■ EXERCISE GOAL:
What follows is a listing; give it again exactly, in its entirety.

Records about charts and figures:
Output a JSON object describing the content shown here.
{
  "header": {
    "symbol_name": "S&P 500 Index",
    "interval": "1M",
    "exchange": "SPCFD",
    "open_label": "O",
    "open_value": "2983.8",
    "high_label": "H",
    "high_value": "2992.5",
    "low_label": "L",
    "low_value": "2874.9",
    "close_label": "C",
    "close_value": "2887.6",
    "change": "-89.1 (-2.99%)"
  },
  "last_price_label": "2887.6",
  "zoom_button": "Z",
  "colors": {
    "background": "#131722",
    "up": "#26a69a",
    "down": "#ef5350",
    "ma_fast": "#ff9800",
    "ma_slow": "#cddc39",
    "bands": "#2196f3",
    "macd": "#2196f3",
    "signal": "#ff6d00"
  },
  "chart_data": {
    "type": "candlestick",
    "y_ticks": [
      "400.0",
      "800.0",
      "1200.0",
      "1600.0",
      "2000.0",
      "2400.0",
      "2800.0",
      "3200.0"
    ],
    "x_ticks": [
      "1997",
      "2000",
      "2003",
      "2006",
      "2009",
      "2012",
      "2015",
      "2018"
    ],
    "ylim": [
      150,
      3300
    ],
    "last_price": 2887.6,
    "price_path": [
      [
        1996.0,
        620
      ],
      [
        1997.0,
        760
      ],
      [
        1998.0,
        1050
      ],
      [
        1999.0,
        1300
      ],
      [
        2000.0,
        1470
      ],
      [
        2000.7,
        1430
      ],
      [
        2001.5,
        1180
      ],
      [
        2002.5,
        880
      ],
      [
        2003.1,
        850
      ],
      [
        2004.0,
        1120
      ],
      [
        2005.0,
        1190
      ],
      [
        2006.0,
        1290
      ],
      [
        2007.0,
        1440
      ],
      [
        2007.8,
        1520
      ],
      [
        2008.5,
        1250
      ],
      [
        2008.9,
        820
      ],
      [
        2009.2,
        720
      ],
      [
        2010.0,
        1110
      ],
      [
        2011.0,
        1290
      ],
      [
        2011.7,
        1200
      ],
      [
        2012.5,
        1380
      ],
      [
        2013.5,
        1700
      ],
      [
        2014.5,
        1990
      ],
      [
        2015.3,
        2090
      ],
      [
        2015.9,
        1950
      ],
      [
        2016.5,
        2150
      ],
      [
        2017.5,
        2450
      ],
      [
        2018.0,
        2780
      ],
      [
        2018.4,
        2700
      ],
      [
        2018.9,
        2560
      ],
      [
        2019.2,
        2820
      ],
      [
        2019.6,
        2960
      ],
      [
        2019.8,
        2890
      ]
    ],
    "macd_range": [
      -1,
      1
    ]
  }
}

■ COMPLETE OUTPUT:
Output a JSON object describing the content shown here.
{
  "header": {
    "symbol_name": "S&P 500 Index",
    "interval": "1M",
    "exchange": "SPCFD",
    "open_label": "O",
    "open_value": "2983.8",
    "high_label": "H",
    "high_value": "2992.5",
    "low_label": "L",
    "low_value": "2874.9",
    "close_label": "C",
    "close_value": "2887.6",
    "change": "-89.1 (-2.99%)"
  },
  "last_price_label": "2887.6",
  "zoom_button": "Z",
  "colors": {
    "background": "#131722",
    "up": "#26a69a",
    "down": "#ef5350",
    "ma_fast": "#ff9800",
    "ma_slow": "#cddc39",
    "bands": "#2196f3",
    "macd": "#2196f3",
    "signal": "#ff6d00"
  },
  "chart_data": {
    "type": "candlestick",
    "y_ticks": [
      "400.0",
      "800.0",
      "1200.0",
      "1600.0",
      "2000.0",
      "2400.0",
      "2800.0",
      "3200.0"
    ],
    "x_ticks": [
      "1997",
      "2000",
      "2003",
      "2006",
      "2009",
      "2012",
      "2015",
      "2018"
    ],
    "ylim": [
      150,
      3300
    ],
    "last_price": 2887.6,
    "price_path": [
      [
        1996.0,
        620
      ],
      [
        1997.0,
        760
      ],
      [
        1998.0,
        1050
      ],
      [
        1999.0,
        1300
      ],
      [
        2000.0,
        1470
      ],
      [
        2000.7,
        1430
      ],
      [
        2001.5,
        1180
      ],
      [
        2002.5,
        880
      ],
      [
        2003.1,
        850
      ],
      [
        2004.0,
        1120
      ],
      [
        2005.0,
        1190
      ],
      [
        2006.0,
        1290
      ],
      [
        2007.0,
        1440
      ],
      [
        2007.8,
        1520
      ],
      [
        2008.5,
        1250
      ],
      [
        2008.9,
        820
      ],
      [
        2009.2,
        720
      ],
      [
        2010.0,
        1110
      ],
      [
        2011.0,
        1290
      ],
      [
        2011.7,
        1200
      ],
      [
        2012.5,
        1380
      ],
      [
        2013.5,
        1700
      ],
      [
        2014.5,
        1990
      ],
      [
        2015.3,
        2090
      ],
      [
        2015.9,
        1950
      ],
      [
        2016.5,
        2150
      ],
      [
        2017.5,
        2450
      ],
      [
        2018.0,
        2780
      ],
      [
        2018.4,
        2700
      ],
      [
        2018.9,
        2560
      ],
      [
        2019.2,
        2820
      ],
      [
        2019.6,
        2960
      ],
      [
        2019.8,
        2890
      ]
    ],
    "macd_range": [
      -1,
      1
    ]
  }
}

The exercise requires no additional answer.